Copy each line of the material below that includes the string "subtitle".
***** RECORDS FOR THE EXERCISE
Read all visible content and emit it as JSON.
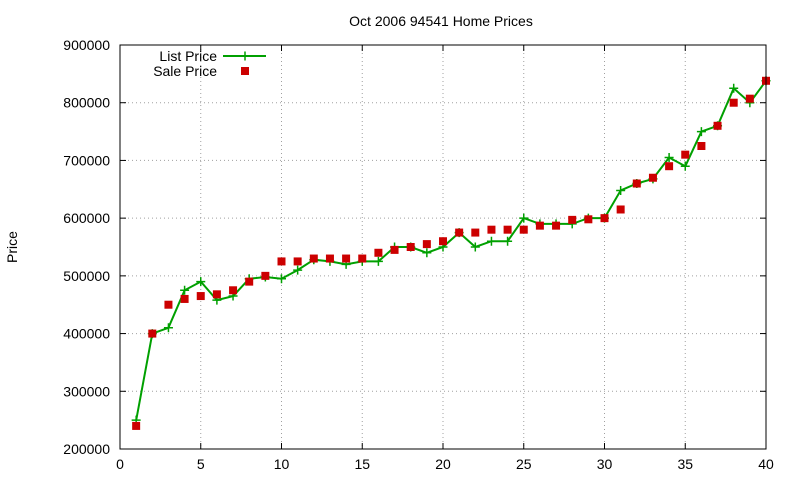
{
  "chart_data": {
    "type": "line",
    "title": "Oct 2006 94541 Home Prices",
    "xlabel": "",
    "ylabel": "Price",
    "xlim": [
      0,
      40
    ],
    "ylim": [
      200000,
      900000
    ],
    "xticks": [
      0,
      5,
      10,
      15,
      20,
      25,
      30,
      35,
      40
    ],
    "yticks": [
      200000,
      300000,
      400000,
      500000,
      600000,
      700000,
      800000,
      900000
    ],
    "grid": true,
    "legend_position": "top-left",
    "series": [
      {
        "name": "List Price",
        "style": "line+cross",
        "color": "#00a000",
        "x": [
          1,
          2,
          3,
          4,
          5,
          6,
          7,
          8,
          9,
          10,
          11,
          12,
          13,
          14,
          15,
          16,
          17,
          18,
          19,
          20,
          21,
          22,
          23,
          24,
          25,
          26,
          27,
          28,
          29,
          30,
          31,
          32,
          33,
          34,
          35,
          36,
          37,
          38,
          39,
          40
        ],
        "y": [
          250000,
          400000,
          410000,
          475000,
          490000,
          458000,
          465000,
          495000,
          498000,
          495000,
          510000,
          528000,
          525000,
          520000,
          525000,
          525000,
          550000,
          550000,
          540000,
          550000,
          575000,
          550000,
          560000,
          560000,
          600000,
          590000,
          590000,
          590000,
          600000,
          600000,
          648000,
          660000,
          668000,
          705000,
          690000,
          750000,
          760000,
          825000,
          800000,
          838000
        ]
      },
      {
        "name": "Sale Price",
        "style": "square",
        "color": "#cc0000",
        "x": [
          1,
          2,
          3,
          4,
          5,
          6,
          7,
          8,
          9,
          10,
          11,
          12,
          13,
          14,
          15,
          16,
          17,
          18,
          19,
          20,
          21,
          22,
          23,
          24,
          25,
          26,
          27,
          28,
          29,
          30,
          31,
          32,
          33,
          34,
          35,
          36,
          37,
          38,
          39,
          40
        ],
        "y": [
          240000,
          400000,
          450000,
          460000,
          465000,
          468000,
          475000,
          490000,
          500000,
          525000,
          525000,
          530000,
          530000,
          530000,
          530000,
          540000,
          545000,
          550000,
          555000,
          560000,
          575000,
          575000,
          580000,
          580000,
          580000,
          587000,
          587000,
          597000,
          598000,
          600000,
          615000,
          660000,
          670000,
          690000,
          710000,
          725000,
          760000,
          800000,
          807000,
          838000
        ]
      }
    ]
  }
}
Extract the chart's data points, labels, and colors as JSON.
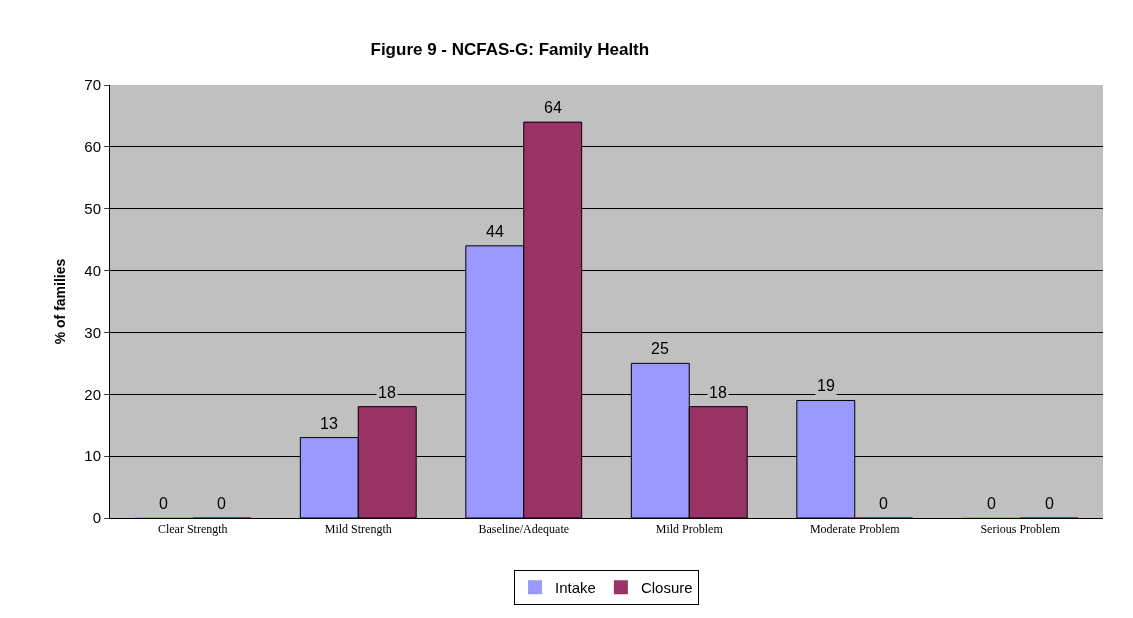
{
  "chart_data": {
    "type": "bar",
    "title": "Figure 9 - NCFAS-G: Family Health",
    "ylabel": "% of families",
    "categories": [
      "Clear Strength",
      "Mild Strength",
      "Baseline/Adequate",
      "Mild Problem",
      "Moderate Problem",
      "Serious Problem"
    ],
    "series": [
      {
        "name": "Intake",
        "color": "#9999ff",
        "values": [
          0,
          13,
          44,
          25,
          19,
          0
        ]
      },
      {
        "name": "Closure",
        "color": "#993366",
        "values": [
          0,
          18,
          64,
          18,
          0,
          0
        ]
      }
    ],
    "ylim": [
      0,
      70
    ],
    "yticks": [
      0,
      10,
      20,
      30,
      40,
      50,
      60,
      70
    ],
    "grid": "y",
    "data_labels": true,
    "legend": "bottom"
  }
}
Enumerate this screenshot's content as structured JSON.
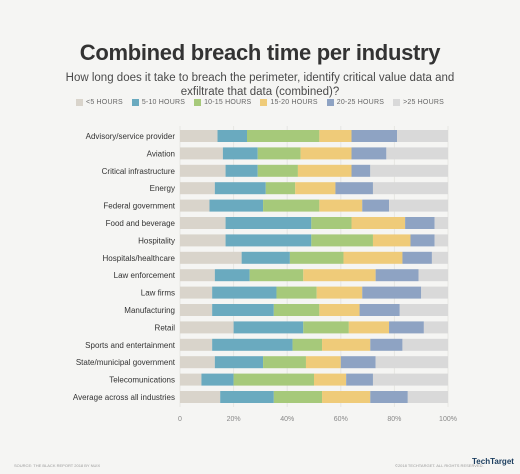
{
  "title": "Combined breach time per industry",
  "subtitle": "How long does it take to breach the perimeter, identify critical value data and exfiltrate that data (combined)?",
  "source": "SOURCE: THE BLACK REPORT 2018 BY NUIX",
  "copyright": "©2018 TECHTARGET. ALL RIGHTS RESERVED.",
  "logo": "TechTarget",
  "chart_data": {
    "type": "bar",
    "orientation": "horizontal",
    "stacked": true,
    "title": "Combined breach time per industry",
    "subtitle": "How long does it take to breach the perimeter, identify critical value data and exfiltrate that data (combined)?",
    "xlim": [
      0,
      100
    ],
    "x_ticks": [
      "0",
      "20%",
      "40%",
      "60%",
      "80%",
      "100%"
    ],
    "legend_position": "top",
    "grid": true,
    "categories": [
      "Advisory/service provider",
      "Aviation",
      "Critical infrastructure",
      "Energy",
      "Federal government",
      "Food and beverage",
      "Hospitality",
      "Hospitals/healthcare",
      "Law enforcement",
      "Law firms",
      "Manufacturing",
      "Retail",
      "Sports and entertainment",
      "State/municipal government",
      "Telecomunications",
      "Average across all industries"
    ],
    "series": [
      {
        "name": "<5 HOURS",
        "color": "#d9d4cb",
        "values": [
          14,
          16,
          17,
          13,
          11,
          17,
          17,
          23,
          13,
          12,
          12,
          20,
          12,
          13,
          8,
          15
        ]
      },
      {
        "name": "5-10 HOURS",
        "color": "#6aaabf",
        "values": [
          11,
          13,
          12,
          19,
          20,
          32,
          32,
          18,
          13,
          24,
          23,
          26,
          30,
          18,
          12,
          20
        ]
      },
      {
        "name": "10-15 HOURS",
        "color": "#a6c97a",
        "values": [
          27,
          16,
          15,
          11,
          21,
          15,
          23,
          20,
          20,
          15,
          17,
          17,
          11,
          16,
          30,
          18
        ]
      },
      {
        "name": "15-20 HOURS",
        "color": "#efcb79",
        "values": [
          12,
          19,
          20,
          15,
          16,
          20,
          14,
          22,
          27,
          17,
          15,
          15,
          18,
          13,
          12,
          18
        ]
      },
      {
        "name": "20-25 HOURS",
        "color": "#8ea3c3",
        "values": [
          17,
          13,
          7,
          14,
          10,
          11,
          9,
          11,
          16,
          22,
          15,
          13,
          12,
          13,
          10,
          14
        ]
      },
      {
        "name": ">25 HOURS",
        "color": "#d9d9d9",
        "values": [
          19,
          23,
          29,
          28,
          22,
          5,
          5,
          6,
          11,
          10,
          18,
          9,
          17,
          27,
          28,
          15
        ]
      }
    ]
  }
}
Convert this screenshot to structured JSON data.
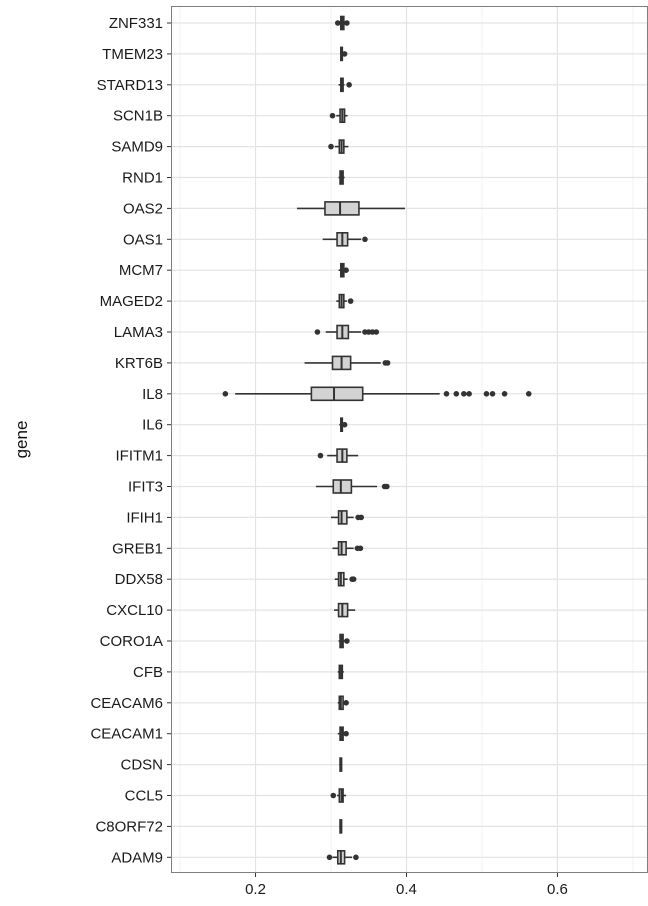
{
  "chart_data": {
    "type": "boxplot",
    "orientation": "horizontal",
    "title": "",
    "xlabel": "",
    "ylabel": "gene",
    "xlim": [
      0.088,
      0.72
    ],
    "x_ticks": [
      0.2,
      0.4,
      0.6
    ],
    "x_tick_labels": [
      "0.2",
      "0.4",
      "0.6"
    ],
    "grid": true,
    "theme": "bw",
    "colors": {
      "box_fill": "#d3d3d3",
      "box_stroke": "#333333",
      "outlier": "#333333",
      "grid_major": "#e3e3e3",
      "grid_minor": "#f2f2f2",
      "panel_border": "#7f7f7f"
    },
    "categories": [
      "ZNF331",
      "TMEM23",
      "STARD13",
      "SCN1B",
      "SAMD9",
      "RND1",
      "OAS2",
      "OAS1",
      "MCM7",
      "MAGED2",
      "LAMA3",
      "KRT6B",
      "IL8",
      "IL6",
      "IFITM1",
      "IFIT3",
      "IFIH1",
      "GREB1",
      "DDX58",
      "CXCL10",
      "CORO1A",
      "CFB",
      "CEACAM6",
      "CEACAM1",
      "CDSN",
      "CCL5",
      "C8ORF72",
      "ADAM9"
    ],
    "boxes": [
      {
        "gene": "ZNF331",
        "min": 0.311,
        "q1": 0.313,
        "median": 0.315,
        "q3": 0.317,
        "max": 0.319,
        "outliers": [
          0.309,
          0.321
        ]
      },
      {
        "gene": "TMEM23",
        "min": 0.312,
        "q1": 0.313,
        "median": 0.314,
        "q3": 0.315,
        "max": 0.317,
        "outliers": [
          0.318
        ]
      },
      {
        "gene": "STARD13",
        "min": 0.31,
        "q1": 0.313,
        "median": 0.314,
        "q3": 0.316,
        "max": 0.318,
        "outliers": [
          0.324
        ]
      },
      {
        "gene": "SCN1B",
        "min": 0.307,
        "q1": 0.312,
        "median": 0.315,
        "q3": 0.318,
        "max": 0.322,
        "outliers": [
          0.302
        ]
      },
      {
        "gene": "SAMD9",
        "min": 0.305,
        "q1": 0.311,
        "median": 0.314,
        "q3": 0.317,
        "max": 0.323,
        "outliers": [
          0.3
        ]
      },
      {
        "gene": "RND1",
        "min": 0.31,
        "q1": 0.312,
        "median": 0.314,
        "q3": 0.316,
        "max": 0.318,
        "outliers": []
      },
      {
        "gene": "OAS2",
        "min": 0.255,
        "q1": 0.292,
        "median": 0.312,
        "q3": 0.337,
        "max": 0.398,
        "outliers": []
      },
      {
        "gene": "OAS1",
        "min": 0.289,
        "q1": 0.308,
        "median": 0.315,
        "q3": 0.322,
        "max": 0.34,
        "outliers": [
          0.345
        ]
      },
      {
        "gene": "MCM7",
        "min": 0.31,
        "q1": 0.313,
        "median": 0.315,
        "q3": 0.317,
        "max": 0.319,
        "outliers": [
          0.32
        ]
      },
      {
        "gene": "MAGED2",
        "min": 0.307,
        "q1": 0.311,
        "median": 0.314,
        "q3": 0.317,
        "max": 0.321,
        "outliers": [
          0.326
        ]
      },
      {
        "gene": "LAMA3",
        "min": 0.293,
        "q1": 0.308,
        "median": 0.315,
        "q3": 0.323,
        "max": 0.34,
        "outliers": [
          0.282,
          0.345,
          0.35,
          0.355,
          0.36
        ]
      },
      {
        "gene": "KRT6B",
        "min": 0.265,
        "q1": 0.302,
        "median": 0.314,
        "q3": 0.326,
        "max": 0.366,
        "outliers": [
          0.372,
          0.375
        ]
      },
      {
        "gene": "IL8",
        "min": 0.173,
        "q1": 0.274,
        "median": 0.304,
        "q3": 0.342,
        "max": 0.444,
        "outliers": [
          0.16,
          0.453,
          0.466,
          0.476,
          0.483,
          0.506,
          0.514,
          0.53,
          0.562
        ]
      },
      {
        "gene": "IL6",
        "min": 0.311,
        "q1": 0.313,
        "median": 0.314,
        "q3": 0.315,
        "max": 0.317,
        "outliers": [
          0.318
        ]
      },
      {
        "gene": "IFITM1",
        "min": 0.295,
        "q1": 0.308,
        "median": 0.315,
        "q3": 0.321,
        "max": 0.336,
        "outliers": [
          0.286
        ]
      },
      {
        "gene": "IFIT3",
        "min": 0.28,
        "q1": 0.303,
        "median": 0.313,
        "q3": 0.327,
        "max": 0.361,
        "outliers": [
          0.371,
          0.374
        ]
      },
      {
        "gene": "IFIH1",
        "min": 0.3,
        "q1": 0.31,
        "median": 0.314,
        "q3": 0.321,
        "max": 0.33,
        "outliers": [
          0.336,
          0.34
        ]
      },
      {
        "gene": "GREB1",
        "min": 0.302,
        "q1": 0.31,
        "median": 0.314,
        "q3": 0.32,
        "max": 0.33,
        "outliers": [
          0.335,
          0.339
        ]
      },
      {
        "gene": "DDX58",
        "min": 0.305,
        "q1": 0.31,
        "median": 0.313,
        "q3": 0.317,
        "max": 0.322,
        "outliers": [
          0.328,
          0.33
        ]
      },
      {
        "gene": "CXCL10",
        "min": 0.304,
        "q1": 0.31,
        "median": 0.315,
        "q3": 0.322,
        "max": 0.332,
        "outliers": []
      },
      {
        "gene": "CORO1A",
        "min": 0.31,
        "q1": 0.312,
        "median": 0.314,
        "q3": 0.316,
        "max": 0.318,
        "outliers": [
          0.321
        ]
      },
      {
        "gene": "CFB",
        "min": 0.309,
        "q1": 0.311,
        "median": 0.313,
        "q3": 0.315,
        "max": 0.317,
        "outliers": []
      },
      {
        "gene": "CEACAM6",
        "min": 0.309,
        "q1": 0.311,
        "median": 0.313,
        "q3": 0.316,
        "max": 0.318,
        "outliers": [
          0.32
        ]
      },
      {
        "gene": "CEACAM1",
        "min": 0.309,
        "q1": 0.312,
        "median": 0.314,
        "q3": 0.316,
        "max": 0.318,
        "outliers": [
          0.32
        ]
      },
      {
        "gene": "CDSN",
        "min": 0.311,
        "q1": 0.312,
        "median": 0.313,
        "q3": 0.314,
        "max": 0.315,
        "outliers": []
      },
      {
        "gene": "CCL5",
        "min": 0.308,
        "q1": 0.311,
        "median": 0.314,
        "q3": 0.316,
        "max": 0.32,
        "outliers": [
          0.303
        ]
      },
      {
        "gene": "C8ORF72",
        "min": 0.311,
        "q1": 0.312,
        "median": 0.313,
        "q3": 0.314,
        "max": 0.315,
        "outliers": []
      },
      {
        "gene": "ADAM9",
        "min": 0.302,
        "q1": 0.309,
        "median": 0.313,
        "q3": 0.318,
        "max": 0.328,
        "outliers": [
          0.298,
          0.333
        ]
      }
    ]
  }
}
**********
> WRITTEN RESPONSE:
  "subtitle": "How long does it take to breach the perimeter, identify critical value data and exfiltrate that data (combined)?",
    "subtitle": "How long does it take to breach the perimeter, identify critical value data and exfiltrate that data (combined)?",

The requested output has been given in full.